■ Request ■
Give every line of the data again, unchanged, but with no pictures.
= = = = =
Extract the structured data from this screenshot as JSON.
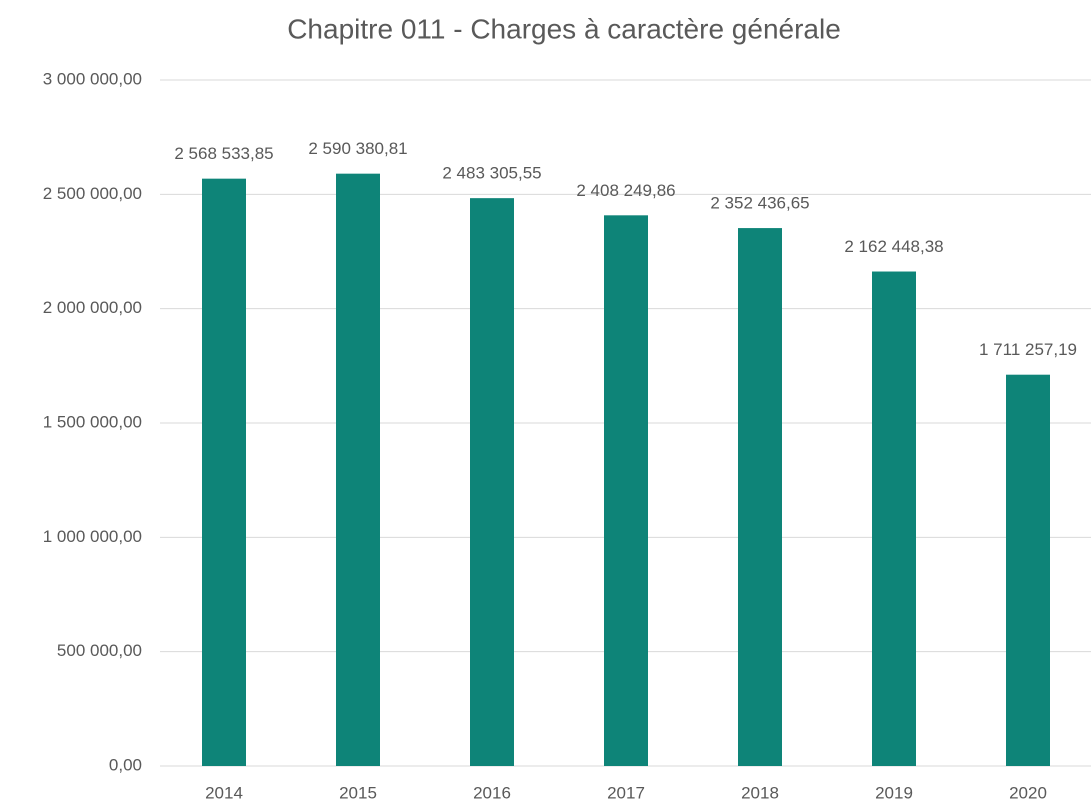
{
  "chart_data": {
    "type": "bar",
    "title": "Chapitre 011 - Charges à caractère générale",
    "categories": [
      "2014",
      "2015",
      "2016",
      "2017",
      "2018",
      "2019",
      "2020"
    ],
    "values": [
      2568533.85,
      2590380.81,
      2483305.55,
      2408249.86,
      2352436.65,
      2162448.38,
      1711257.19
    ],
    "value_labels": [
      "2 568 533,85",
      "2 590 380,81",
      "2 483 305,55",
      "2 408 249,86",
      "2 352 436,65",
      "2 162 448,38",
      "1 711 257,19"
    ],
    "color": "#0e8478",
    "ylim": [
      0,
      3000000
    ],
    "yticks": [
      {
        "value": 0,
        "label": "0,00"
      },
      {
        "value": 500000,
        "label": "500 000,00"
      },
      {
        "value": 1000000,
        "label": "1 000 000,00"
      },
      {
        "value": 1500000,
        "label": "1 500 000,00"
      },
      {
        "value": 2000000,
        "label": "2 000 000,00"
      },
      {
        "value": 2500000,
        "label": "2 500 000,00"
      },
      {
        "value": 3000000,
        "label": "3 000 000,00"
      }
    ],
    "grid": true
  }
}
= = = = =
■ Full answer ■
Extract the structured data from this screenshot as JSON.
{
  "chart_data": {
    "type": "bar",
    "title": "Chapitre 011 - Charges à caractère générale",
    "categories": [
      "2014",
      "2015",
      "2016",
      "2017",
      "2018",
      "2019",
      "2020"
    ],
    "values": [
      2568533.85,
      2590380.81,
      2483305.55,
      2408249.86,
      2352436.65,
      2162448.38,
      1711257.19
    ],
    "value_labels": [
      "2 568 533,85",
      "2 590 380,81",
      "2 483 305,55",
      "2 408 249,86",
      "2 352 436,65",
      "2 162 448,38",
      "1 711 257,19"
    ],
    "color": "#0e8478",
    "ylim": [
      0,
      3000000
    ],
    "yticks": [
      {
        "value": 0,
        "label": "0,00"
      },
      {
        "value": 500000,
        "label": "500 000,00"
      },
      {
        "value": 1000000,
        "label": "1 000 000,00"
      },
      {
        "value": 1500000,
        "label": "1 500 000,00"
      },
      {
        "value": 2000000,
        "label": "2 000 000,00"
      },
      {
        "value": 2500000,
        "label": "2 500 000,00"
      },
      {
        "value": 3000000,
        "label": "3 000 000,00"
      }
    ],
    "grid": true
  }
}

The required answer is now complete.